[Start of SUPPLIED MATERIAL]

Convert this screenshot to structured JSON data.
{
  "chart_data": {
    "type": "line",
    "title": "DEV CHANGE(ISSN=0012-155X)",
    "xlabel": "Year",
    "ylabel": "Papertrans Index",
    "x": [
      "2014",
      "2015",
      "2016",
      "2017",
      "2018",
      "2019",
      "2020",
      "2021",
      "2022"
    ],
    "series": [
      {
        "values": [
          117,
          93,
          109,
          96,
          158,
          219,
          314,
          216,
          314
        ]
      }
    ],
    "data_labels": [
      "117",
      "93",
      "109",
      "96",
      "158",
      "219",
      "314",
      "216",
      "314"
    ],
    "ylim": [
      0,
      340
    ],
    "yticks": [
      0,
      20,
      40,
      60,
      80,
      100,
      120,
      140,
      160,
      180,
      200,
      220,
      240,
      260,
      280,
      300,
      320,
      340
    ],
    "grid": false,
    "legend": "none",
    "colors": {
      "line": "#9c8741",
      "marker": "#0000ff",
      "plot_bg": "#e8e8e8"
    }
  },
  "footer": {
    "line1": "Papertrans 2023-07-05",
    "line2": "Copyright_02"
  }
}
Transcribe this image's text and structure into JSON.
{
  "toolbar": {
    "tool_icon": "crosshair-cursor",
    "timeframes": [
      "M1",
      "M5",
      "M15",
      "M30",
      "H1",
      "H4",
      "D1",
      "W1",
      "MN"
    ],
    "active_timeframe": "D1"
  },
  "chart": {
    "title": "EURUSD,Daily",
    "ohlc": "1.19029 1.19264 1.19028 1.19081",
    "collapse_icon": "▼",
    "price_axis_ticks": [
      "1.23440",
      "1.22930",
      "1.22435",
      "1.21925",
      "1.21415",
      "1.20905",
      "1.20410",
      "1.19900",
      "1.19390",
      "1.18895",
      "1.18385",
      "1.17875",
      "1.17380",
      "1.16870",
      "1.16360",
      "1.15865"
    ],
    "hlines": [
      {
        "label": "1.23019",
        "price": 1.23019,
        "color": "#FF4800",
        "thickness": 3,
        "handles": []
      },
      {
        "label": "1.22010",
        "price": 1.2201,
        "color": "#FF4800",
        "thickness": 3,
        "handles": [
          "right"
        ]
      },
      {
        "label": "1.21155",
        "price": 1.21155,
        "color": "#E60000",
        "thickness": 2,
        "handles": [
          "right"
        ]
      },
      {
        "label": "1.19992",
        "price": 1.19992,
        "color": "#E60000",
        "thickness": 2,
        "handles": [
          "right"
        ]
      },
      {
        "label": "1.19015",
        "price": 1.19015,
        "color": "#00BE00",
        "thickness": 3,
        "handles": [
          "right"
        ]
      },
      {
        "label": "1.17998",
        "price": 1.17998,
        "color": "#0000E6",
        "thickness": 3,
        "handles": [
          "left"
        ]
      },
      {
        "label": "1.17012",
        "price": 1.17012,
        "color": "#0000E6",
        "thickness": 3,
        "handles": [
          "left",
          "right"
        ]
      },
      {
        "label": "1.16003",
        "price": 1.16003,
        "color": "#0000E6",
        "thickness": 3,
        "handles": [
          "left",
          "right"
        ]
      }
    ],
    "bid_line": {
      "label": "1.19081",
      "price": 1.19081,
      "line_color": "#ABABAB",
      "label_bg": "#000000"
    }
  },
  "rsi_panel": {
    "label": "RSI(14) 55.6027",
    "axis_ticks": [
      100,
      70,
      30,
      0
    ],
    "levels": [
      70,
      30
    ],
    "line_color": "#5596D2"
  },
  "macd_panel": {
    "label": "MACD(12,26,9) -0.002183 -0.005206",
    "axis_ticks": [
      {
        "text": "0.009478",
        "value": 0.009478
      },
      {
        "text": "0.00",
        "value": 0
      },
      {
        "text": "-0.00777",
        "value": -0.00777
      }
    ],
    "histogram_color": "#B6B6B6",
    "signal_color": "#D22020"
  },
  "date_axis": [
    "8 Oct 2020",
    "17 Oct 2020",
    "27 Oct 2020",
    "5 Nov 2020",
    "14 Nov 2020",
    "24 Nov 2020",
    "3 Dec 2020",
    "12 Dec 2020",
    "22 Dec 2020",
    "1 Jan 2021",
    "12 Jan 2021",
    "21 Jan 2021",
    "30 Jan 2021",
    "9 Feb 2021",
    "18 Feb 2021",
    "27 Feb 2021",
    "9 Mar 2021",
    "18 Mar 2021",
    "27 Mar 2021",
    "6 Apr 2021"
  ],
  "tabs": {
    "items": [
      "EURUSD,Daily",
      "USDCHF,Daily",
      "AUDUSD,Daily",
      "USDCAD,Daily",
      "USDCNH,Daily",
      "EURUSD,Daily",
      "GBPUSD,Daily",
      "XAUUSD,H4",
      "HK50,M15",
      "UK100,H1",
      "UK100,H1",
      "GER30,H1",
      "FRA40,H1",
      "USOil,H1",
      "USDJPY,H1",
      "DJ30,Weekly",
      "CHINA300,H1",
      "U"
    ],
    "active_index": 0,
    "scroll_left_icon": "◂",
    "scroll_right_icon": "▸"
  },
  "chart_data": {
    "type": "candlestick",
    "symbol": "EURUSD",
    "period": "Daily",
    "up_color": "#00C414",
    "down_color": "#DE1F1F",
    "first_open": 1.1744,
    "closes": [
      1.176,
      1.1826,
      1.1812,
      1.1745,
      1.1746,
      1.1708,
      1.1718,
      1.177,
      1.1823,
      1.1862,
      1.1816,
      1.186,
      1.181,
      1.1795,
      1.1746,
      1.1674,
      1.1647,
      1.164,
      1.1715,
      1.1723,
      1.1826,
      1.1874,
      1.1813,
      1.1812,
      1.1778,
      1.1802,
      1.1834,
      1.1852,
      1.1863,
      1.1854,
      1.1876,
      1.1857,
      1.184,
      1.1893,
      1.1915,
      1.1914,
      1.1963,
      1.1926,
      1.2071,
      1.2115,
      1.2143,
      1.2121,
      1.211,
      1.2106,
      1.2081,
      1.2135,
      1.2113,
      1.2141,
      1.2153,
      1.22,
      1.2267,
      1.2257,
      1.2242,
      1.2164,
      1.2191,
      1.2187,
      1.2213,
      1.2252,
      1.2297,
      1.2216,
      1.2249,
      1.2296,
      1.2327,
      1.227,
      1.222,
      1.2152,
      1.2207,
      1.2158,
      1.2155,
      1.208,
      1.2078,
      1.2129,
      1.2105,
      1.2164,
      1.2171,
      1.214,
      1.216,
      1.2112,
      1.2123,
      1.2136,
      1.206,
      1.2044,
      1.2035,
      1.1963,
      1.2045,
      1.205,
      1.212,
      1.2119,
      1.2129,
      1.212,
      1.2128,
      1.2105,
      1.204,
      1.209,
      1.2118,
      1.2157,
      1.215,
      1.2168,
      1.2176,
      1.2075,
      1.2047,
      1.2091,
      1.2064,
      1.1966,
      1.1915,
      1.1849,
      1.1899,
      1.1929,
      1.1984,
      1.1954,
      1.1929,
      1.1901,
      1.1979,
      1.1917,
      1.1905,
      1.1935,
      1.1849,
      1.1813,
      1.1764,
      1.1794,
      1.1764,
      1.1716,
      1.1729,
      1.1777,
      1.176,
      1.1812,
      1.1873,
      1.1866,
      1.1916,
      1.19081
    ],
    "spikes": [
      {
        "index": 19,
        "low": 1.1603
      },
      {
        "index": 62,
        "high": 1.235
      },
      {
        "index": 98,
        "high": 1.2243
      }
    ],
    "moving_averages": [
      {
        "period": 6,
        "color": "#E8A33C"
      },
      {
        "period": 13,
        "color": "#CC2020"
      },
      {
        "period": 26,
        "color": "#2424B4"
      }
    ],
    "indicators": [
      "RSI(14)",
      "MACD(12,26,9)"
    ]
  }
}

[End of SUPPLIED MATERIAL]

_YOUR OBJECTIVE_: Each entry must be reproduced verbatim.

_CORRECT ANSWER_:
Convert this screenshot to structured JSON data.
{
  "chart_data": {
    "type": "line",
    "title": "DEV CHANGE(ISSN=0012-155X)",
    "xlabel": "Year",
    "ylabel": "Papertrans Index",
    "x": [
      "2014",
      "2015",
      "2016",
      "2017",
      "2018",
      "2019",
      "2020",
      "2021",
      "2022"
    ],
    "series": [
      {
        "values": [
          117,
          93,
          109,
          96,
          158,
          219,
          314,
          216,
          314
        ]
      }
    ],
    "data_labels": [
      "117",
      "93",
      "109",
      "96",
      "158",
      "219",
      "314",
      "216",
      "314"
    ],
    "ylim": [
      0,
      340
    ],
    "yticks": [
      0,
      20,
      40,
      60,
      80,
      100,
      120,
      140,
      160,
      180,
      200,
      220,
      240,
      260,
      280,
      300,
      320,
      340
    ],
    "grid": false,
    "legend": "none",
    "colors": {
      "line": "#9c8741",
      "marker": "#0000ff",
      "plot_bg": "#e8e8e8"
    }
  },
  "footer": {
    "line1": "Papertrans 2023-07-05",
    "line2": "Copyright_02"
  }
}
Transcribe this image's text and structure into JSON.
{
  "toolbar": {
    "tool_icon": "crosshair-cursor",
    "timeframes": [
      "M1",
      "M5",
      "M15",
      "M30",
      "H1",
      "H4",
      "D1",
      "W1",
      "MN"
    ],
    "active_timeframe": "D1"
  },
  "chart": {
    "title": "EURUSD,Daily",
    "ohlc": "1.19029 1.19264 1.19028 1.19081",
    "collapse_icon": "▼",
    "price_axis_ticks": [
      "1.23440",
      "1.22930",
      "1.22435",
      "1.21925",
      "1.21415",
      "1.20905",
      "1.20410",
      "1.19900",
      "1.19390",
      "1.18895",
      "1.18385",
      "1.17875",
      "1.17380",
      "1.16870",
      "1.16360",
      "1.15865"
    ],
    "hlines": [
      {
        "label": "1.23019",
        "price": 1.23019,
        "color": "#FF4800",
        "thickness": 3,
        "handles": []
      },
      {
        "label": "1.22010",
        "price": 1.2201,
        "color": "#FF4800",
        "thickness": 3,
        "handles": [
          "right"
        ]
      },
      {
        "label": "1.21155",
        "price": 1.21155,
        "color": "#E60000",
        "thickness": 2,
        "handles": [
          "right"
        ]
      },
      {
        "label": "1.19992",
        "price": 1.19992,
        "color": "#E60000",
        "thickness": 2,
        "handles": [
          "right"
        ]
      },
      {
        "label": "1.19015",
        "price": 1.19015,
        "color": "#00BE00",
        "thickness": 3,
        "handles": [
          "right"
        ]
      },
      {
        "label": "1.17998",
        "price": 1.17998,
        "color": "#0000E6",
        "thickness": 3,
        "handles": [
          "left"
        ]
      },
      {
        "label": "1.17012",
        "price": 1.17012,
        "color": "#0000E6",
        "thickness": 3,
        "handles": [
          "left",
          "right"
        ]
      },
      {
        "label": "1.16003",
        "price": 1.16003,
        "color": "#0000E6",
        "thickness": 3,
        "handles": [
          "left",
          "right"
        ]
      }
    ],
    "bid_line": {
      "label": "1.19081",
      "price": 1.19081,
      "line_color": "#ABABAB",
      "label_bg": "#000000"
    }
  },
  "rsi_panel": {
    "label": "RSI(14) 55.6027",
    "axis_ticks": [
      100,
      70,
      30,
      0
    ],
    "levels": [
      70,
      30
    ],
    "line_color": "#5596D2"
  },
  "macd_panel": {
    "label": "MACD(12,26,9) -0.002183 -0.005206",
    "axis_ticks": [
      {
        "text": "0.009478",
        "value": 0.009478
      },
      {
        "text": "0.00",
        "value": 0
      },
      {
        "text": "-0.00777",
        "value": -0.00777
      }
    ],
    "histogram_color": "#B6B6B6",
    "signal_color": "#D22020"
  },
  "date_axis": [
    "8 Oct 2020",
    "17 Oct 2020",
    "27 Oct 2020",
    "5 Nov 2020",
    "14 Nov 2020",
    "24 Nov 2020",
    "3 Dec 2020",
    "12 Dec 2020",
    "22 Dec 2020",
    "1 Jan 2021",
    "12 Jan 2021",
    "21 Jan 2021",
    "30 Jan 2021",
    "9 Feb 2021",
    "18 Feb 2021",
    "27 Feb 2021",
    "9 Mar 2021",
    "18 Mar 2021",
    "27 Mar 2021",
    "6 Apr 2021"
  ],
  "tabs": {
    "items": [
      "EURUSD,Daily",
      "USDCHF,Daily",
      "AUDUSD,Daily",
      "USDCAD,Daily",
      "USDCNH,Daily",
      "EURUSD,Daily",
      "GBPUSD,Daily",
      "XAUUSD,H4",
      "HK50,M15",
      "UK100,H1",
      "UK100,H1",
      "GER30,H1",
      "FRA40,H1",
      "USOil,H1",
      "USDJPY,H1",
      "DJ30,Weekly",
      "CHINA300,H1",
      "U"
    ],
    "active_index": 0,
    "scroll_left_icon": "◂",
    "scroll_right_icon": "▸"
  },
  "chart_data": {
    "type": "candlestick",
    "symbol": "EURUSD",
    "period": "Daily",
    "up_color": "#00C414",
    "down_color": "#DE1F1F",
    "first_open": 1.1744,
    "closes": [
      1.176,
      1.1826,
      1.1812,
      1.1745,
      1.1746,
      1.1708,
      1.1718,
      1.177,
      1.1823,
      1.1862,
      1.1816,
      1.186,
      1.181,
      1.1795,
      1.1746,
      1.1674,
      1.1647,
      1.164,
      1.1715,
      1.1723,
      1.1826,
      1.1874,
      1.1813,
      1.1812,
      1.1778,
      1.1802,
      1.1834,
      1.1852,
      1.1863,
      1.1854,
      1.1876,
      1.1857,
      1.184,
      1.1893,
      1.1915,
      1.1914,
      1.1963,
      1.1926,
      1.2071,
      1.2115,
      1.2143,
      1.2121,
      1.211,
      1.2106,
      1.2081,
      1.2135,
      1.2113,
      1.2141,
      1.2153,
      1.22,
      1.2267,
      1.2257,
      1.2242,
      1.2164,
      1.2191,
      1.2187,
      1.2213,
      1.2252,
      1.2297,
      1.2216,
      1.2249,
      1.2296,
      1.2327,
      1.227,
      1.222,
      1.2152,
      1.2207,
      1.2158,
      1.2155,
      1.208,
      1.2078,
      1.2129,
      1.2105,
      1.2164,
      1.2171,
      1.214,
      1.216,
      1.2112,
      1.2123,
      1.2136,
      1.206,
      1.2044,
      1.2035,
      1.1963,
      1.2045,
      1.205,
      1.212,
      1.2119,
      1.2129,
      1.212,
      1.2128,
      1.2105,
      1.204,
      1.209,
      1.2118,
      1.2157,
      1.215,
      1.2168,
      1.2176,
      1.2075,
      1.2047,
      1.2091,
      1.2064,
      1.1966,
      1.1915,
      1.1849,
      1.1899,
      1.1929,
      1.1984,
      1.1954,
      1.1929,
      1.1901,
      1.1979,
      1.1917,
      1.1905,
      1.1935,
      1.1849,
      1.1813,
      1.1764,
      1.1794,
      1.1764,
      1.1716,
      1.1729,
      1.1777,
      1.176,
      1.1812,
      1.1873,
      1.1866,
      1.1916,
      1.19081
    ],
    "spikes": [
      {
        "index": 19,
        "low": 1.1603
      },
      {
        "index": 62,
        "high": 1.235
      },
      {
        "index": 98,
        "high": 1.2243
      }
    ],
    "moving_averages": [
      {
        "period": 6,
        "color": "#E8A33C"
      },
      {
        "period": 13,
        "color": "#CC2020"
      },
      {
        "period": 26,
        "color": "#2424B4"
      }
    ],
    "indicators": [
      "RSI(14)",
      "MACD(12,26,9)"
    ]
  }
}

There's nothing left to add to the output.